## WHAT TO WORK ON:
Check each line below for the word "ylabel" and give the number of lines that have it, nothing more.

* START *

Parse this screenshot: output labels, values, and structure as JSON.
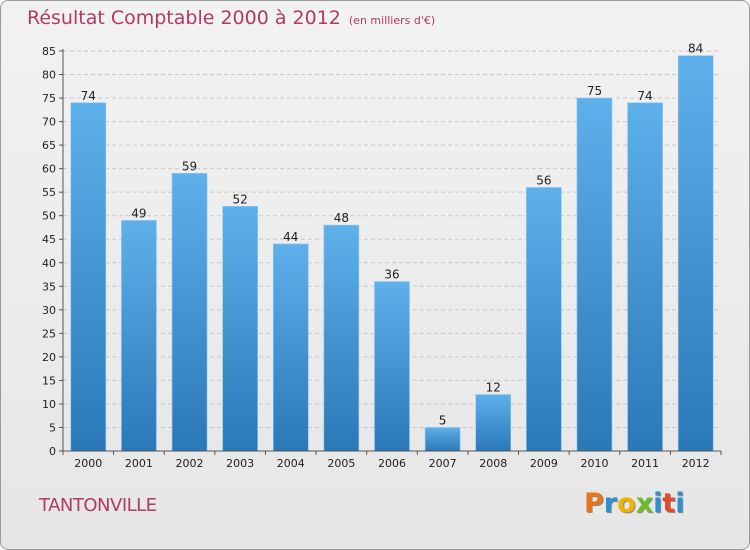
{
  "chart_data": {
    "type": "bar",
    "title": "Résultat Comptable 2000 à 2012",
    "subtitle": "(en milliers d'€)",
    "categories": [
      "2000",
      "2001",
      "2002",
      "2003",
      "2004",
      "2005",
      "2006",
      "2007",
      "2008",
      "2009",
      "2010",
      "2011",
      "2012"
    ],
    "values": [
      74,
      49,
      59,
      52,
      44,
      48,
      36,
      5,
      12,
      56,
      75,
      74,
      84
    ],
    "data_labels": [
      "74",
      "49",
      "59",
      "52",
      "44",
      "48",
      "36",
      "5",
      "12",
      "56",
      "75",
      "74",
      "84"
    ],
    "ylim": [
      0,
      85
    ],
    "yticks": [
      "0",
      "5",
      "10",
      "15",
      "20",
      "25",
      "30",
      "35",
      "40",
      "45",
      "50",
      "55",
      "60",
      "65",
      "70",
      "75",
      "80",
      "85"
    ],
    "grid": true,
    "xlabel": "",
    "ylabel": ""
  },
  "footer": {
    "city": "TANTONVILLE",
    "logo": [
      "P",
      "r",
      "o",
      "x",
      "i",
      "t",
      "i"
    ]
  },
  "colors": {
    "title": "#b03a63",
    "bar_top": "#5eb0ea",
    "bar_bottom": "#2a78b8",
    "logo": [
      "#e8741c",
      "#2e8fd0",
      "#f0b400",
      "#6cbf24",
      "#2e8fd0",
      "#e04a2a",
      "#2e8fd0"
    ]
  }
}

* END *
* START *

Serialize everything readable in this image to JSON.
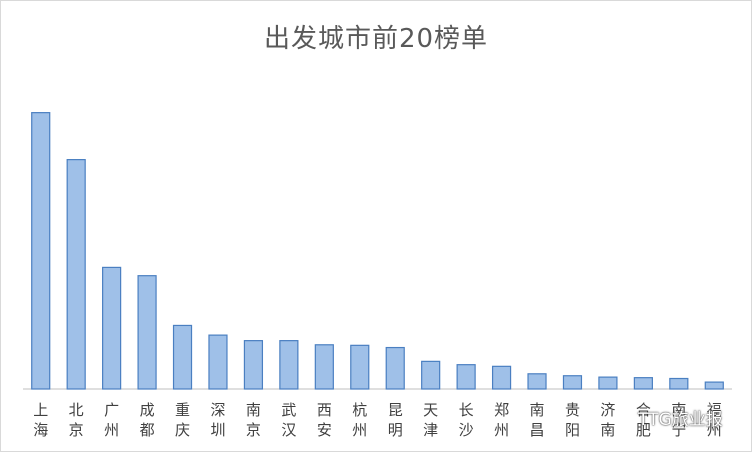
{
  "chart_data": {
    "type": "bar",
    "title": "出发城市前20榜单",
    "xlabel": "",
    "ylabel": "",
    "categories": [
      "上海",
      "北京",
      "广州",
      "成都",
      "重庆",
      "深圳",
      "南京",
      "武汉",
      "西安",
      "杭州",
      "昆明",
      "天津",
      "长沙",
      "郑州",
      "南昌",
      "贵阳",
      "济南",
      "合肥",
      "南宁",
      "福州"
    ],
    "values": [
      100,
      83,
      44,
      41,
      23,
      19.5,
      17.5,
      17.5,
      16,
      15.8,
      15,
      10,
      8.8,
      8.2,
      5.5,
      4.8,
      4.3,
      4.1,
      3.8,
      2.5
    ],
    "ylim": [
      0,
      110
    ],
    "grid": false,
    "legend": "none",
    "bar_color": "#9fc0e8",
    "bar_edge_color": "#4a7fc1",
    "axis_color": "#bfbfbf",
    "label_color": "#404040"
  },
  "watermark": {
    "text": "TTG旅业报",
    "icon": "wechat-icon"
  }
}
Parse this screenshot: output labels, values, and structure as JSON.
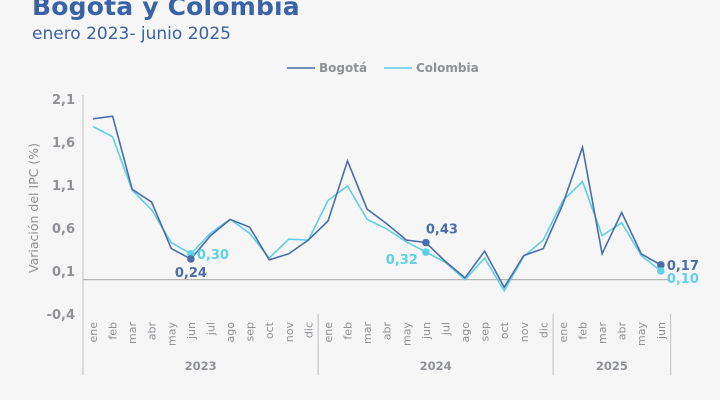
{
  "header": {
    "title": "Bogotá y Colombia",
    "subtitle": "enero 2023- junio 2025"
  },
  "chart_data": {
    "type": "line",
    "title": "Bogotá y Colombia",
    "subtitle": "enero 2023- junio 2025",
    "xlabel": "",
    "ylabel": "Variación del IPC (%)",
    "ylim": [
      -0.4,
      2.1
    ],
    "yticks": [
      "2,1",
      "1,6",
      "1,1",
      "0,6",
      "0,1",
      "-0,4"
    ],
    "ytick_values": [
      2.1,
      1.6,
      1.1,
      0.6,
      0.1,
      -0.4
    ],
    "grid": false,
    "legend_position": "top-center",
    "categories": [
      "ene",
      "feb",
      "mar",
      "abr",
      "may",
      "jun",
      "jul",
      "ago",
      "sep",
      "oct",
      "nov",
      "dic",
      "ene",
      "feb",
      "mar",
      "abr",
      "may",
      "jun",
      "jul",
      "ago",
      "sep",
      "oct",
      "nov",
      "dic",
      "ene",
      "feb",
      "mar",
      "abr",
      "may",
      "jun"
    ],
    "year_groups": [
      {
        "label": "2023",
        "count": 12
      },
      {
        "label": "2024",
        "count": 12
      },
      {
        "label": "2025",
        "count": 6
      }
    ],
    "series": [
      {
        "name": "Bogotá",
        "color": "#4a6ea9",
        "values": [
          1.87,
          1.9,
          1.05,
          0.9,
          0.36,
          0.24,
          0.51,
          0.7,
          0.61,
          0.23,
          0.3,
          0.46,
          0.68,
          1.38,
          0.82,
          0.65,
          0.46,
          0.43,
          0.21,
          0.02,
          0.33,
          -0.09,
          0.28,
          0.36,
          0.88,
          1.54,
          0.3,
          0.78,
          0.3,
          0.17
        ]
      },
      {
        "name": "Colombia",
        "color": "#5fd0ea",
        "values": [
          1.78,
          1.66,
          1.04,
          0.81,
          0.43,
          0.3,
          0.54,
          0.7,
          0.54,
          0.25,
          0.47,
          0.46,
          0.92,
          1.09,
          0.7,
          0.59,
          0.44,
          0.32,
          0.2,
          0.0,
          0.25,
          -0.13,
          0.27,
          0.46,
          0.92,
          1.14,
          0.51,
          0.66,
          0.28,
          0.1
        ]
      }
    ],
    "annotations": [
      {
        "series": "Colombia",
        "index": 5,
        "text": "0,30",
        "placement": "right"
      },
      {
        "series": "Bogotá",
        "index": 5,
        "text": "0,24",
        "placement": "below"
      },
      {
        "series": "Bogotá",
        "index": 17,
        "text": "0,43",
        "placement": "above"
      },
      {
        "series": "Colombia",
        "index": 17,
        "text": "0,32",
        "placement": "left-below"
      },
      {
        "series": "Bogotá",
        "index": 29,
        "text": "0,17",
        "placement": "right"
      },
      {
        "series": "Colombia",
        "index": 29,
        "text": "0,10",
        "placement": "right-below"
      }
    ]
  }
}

* END *
* START *

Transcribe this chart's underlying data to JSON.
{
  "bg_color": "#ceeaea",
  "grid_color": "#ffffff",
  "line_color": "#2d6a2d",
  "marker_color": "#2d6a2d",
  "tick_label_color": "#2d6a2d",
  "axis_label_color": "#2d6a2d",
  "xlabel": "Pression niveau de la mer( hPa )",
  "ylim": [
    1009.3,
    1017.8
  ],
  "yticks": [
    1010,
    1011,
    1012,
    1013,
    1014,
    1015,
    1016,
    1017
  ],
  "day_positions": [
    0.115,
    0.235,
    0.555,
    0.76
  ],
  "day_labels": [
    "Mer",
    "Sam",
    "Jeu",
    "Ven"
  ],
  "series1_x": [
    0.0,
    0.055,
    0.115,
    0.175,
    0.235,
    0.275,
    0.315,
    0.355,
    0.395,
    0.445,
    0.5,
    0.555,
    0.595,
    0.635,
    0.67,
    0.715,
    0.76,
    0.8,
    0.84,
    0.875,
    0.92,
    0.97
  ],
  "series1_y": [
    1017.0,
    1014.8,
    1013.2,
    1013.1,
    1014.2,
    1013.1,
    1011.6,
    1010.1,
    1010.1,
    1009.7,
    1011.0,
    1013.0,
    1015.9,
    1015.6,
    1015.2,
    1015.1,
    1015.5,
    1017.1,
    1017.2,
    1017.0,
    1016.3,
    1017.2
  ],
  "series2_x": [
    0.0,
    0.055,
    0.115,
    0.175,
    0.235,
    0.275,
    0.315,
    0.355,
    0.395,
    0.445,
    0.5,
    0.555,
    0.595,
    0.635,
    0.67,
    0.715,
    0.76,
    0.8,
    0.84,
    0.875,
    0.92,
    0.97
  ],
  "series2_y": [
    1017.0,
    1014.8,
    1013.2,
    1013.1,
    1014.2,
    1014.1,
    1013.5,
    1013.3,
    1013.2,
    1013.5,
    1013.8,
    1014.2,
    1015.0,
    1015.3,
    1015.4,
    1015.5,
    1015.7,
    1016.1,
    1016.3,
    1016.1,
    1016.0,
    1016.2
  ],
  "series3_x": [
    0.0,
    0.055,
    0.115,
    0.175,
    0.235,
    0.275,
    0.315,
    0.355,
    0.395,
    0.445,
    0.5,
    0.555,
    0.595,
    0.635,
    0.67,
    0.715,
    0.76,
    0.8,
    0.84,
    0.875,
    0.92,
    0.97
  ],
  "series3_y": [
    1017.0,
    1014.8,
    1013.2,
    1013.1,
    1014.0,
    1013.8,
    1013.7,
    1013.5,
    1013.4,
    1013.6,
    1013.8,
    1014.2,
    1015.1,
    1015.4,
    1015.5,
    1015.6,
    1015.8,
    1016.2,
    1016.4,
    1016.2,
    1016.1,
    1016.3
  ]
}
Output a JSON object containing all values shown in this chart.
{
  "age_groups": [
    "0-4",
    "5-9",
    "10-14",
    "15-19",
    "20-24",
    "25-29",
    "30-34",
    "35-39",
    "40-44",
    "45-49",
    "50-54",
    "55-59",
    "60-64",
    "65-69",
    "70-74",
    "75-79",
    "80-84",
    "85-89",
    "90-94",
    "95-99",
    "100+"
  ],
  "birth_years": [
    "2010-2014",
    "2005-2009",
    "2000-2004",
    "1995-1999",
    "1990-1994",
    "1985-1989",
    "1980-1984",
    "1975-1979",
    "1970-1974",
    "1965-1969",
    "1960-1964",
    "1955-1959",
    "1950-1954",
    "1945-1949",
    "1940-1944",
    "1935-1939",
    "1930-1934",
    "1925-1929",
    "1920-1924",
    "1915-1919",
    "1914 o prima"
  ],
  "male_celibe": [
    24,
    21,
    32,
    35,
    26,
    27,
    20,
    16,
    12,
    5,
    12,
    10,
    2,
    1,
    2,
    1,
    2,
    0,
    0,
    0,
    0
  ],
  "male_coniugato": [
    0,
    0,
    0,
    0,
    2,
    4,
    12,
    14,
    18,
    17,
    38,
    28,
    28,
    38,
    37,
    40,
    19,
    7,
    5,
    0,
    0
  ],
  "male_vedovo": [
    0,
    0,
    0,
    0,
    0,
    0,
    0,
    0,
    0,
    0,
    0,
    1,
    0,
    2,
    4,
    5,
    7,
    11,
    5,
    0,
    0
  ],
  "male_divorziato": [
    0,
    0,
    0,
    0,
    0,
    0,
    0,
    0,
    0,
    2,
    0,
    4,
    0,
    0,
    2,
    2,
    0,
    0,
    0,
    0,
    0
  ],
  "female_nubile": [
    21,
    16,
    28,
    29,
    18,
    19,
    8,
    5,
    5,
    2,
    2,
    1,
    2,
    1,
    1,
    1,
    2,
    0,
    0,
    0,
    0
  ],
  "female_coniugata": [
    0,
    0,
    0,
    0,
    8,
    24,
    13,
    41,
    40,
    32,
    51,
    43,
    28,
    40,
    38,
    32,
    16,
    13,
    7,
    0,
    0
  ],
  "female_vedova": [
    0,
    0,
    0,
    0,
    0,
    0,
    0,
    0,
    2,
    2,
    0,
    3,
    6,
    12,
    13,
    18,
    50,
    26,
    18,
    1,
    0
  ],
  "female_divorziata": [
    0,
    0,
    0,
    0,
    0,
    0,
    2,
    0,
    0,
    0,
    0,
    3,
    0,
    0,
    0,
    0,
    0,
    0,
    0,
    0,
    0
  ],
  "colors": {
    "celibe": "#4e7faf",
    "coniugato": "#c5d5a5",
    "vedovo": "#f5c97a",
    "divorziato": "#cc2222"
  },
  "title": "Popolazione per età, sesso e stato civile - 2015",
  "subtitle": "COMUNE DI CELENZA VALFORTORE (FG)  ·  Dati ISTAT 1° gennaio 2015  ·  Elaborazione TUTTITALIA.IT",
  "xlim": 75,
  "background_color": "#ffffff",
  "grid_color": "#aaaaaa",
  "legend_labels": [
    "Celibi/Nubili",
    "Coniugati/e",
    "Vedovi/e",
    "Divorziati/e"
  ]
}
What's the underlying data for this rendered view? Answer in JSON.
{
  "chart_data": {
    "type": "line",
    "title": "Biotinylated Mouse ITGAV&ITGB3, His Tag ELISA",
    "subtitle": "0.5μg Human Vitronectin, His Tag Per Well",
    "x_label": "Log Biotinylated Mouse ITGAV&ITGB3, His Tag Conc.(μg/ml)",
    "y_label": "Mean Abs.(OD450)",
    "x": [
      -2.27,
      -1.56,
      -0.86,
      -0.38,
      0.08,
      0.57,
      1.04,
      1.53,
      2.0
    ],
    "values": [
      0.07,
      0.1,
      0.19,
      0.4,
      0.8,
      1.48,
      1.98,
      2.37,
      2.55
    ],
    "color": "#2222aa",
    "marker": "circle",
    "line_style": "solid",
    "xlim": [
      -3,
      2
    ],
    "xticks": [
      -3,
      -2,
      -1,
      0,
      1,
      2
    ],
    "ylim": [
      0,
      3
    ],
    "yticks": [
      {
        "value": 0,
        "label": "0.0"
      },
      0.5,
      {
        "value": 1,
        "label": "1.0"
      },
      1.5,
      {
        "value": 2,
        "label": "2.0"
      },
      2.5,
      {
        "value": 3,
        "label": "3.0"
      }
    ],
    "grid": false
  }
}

* END *

## OUTPUT:
3